| Stored rows |
* START *

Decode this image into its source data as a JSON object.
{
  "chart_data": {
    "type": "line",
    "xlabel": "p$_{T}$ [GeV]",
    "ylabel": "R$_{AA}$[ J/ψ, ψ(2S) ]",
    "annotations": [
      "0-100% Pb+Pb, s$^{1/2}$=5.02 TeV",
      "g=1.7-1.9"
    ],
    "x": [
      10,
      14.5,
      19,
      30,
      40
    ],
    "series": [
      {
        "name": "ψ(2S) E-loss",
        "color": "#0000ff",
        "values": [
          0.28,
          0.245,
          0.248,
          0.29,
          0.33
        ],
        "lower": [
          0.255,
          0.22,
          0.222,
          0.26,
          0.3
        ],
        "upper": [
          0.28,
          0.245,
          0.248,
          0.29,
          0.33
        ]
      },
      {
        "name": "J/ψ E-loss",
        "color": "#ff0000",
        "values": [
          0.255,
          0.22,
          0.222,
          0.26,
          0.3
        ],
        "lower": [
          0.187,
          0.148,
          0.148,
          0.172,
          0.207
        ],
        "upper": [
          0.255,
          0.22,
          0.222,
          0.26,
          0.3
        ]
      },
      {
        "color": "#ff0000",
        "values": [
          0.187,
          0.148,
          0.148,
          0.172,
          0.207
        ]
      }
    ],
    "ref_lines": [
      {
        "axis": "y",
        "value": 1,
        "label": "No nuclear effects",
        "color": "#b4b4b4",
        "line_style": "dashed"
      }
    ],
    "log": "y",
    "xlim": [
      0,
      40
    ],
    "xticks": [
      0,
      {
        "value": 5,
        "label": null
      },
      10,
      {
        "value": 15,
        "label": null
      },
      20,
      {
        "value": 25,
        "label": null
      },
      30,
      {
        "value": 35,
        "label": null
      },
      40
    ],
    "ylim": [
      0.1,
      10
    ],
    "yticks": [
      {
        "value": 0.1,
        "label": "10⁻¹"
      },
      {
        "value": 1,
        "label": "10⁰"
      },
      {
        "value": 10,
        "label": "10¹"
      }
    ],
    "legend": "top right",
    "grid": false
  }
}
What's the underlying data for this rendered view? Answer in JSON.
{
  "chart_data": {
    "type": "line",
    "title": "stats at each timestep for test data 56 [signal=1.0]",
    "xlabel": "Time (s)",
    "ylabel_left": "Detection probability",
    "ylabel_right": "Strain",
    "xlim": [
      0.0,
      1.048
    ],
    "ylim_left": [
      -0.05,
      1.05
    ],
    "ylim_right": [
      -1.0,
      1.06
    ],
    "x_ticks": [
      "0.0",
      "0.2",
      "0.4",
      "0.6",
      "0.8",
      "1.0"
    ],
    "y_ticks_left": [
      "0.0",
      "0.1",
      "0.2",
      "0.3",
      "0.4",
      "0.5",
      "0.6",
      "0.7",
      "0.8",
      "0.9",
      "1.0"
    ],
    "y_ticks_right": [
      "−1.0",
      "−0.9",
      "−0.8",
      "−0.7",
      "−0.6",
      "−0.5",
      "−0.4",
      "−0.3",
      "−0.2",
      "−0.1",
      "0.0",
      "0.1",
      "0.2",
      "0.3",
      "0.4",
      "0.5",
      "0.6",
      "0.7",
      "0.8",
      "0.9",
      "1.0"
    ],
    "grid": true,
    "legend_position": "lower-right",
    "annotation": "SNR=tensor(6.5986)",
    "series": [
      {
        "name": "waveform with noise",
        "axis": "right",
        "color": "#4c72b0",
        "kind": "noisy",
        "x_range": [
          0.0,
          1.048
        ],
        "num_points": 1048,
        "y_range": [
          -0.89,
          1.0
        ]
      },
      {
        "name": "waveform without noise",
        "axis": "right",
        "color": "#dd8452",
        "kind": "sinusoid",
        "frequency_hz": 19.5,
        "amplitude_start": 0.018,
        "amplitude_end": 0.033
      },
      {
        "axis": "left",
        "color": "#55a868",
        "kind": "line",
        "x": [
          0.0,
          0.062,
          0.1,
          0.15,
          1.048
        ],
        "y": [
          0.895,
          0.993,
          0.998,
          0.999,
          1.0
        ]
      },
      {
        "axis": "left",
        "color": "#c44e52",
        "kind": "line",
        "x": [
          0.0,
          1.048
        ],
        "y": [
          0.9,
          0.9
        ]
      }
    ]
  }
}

* END *

| The exercise |
Using the listing above, pull out all lines that hold the word "this".

| Complete output |
Decode this image into its source data as a JSON object.
What's the underlying data for this rendered view? Answer in JSON.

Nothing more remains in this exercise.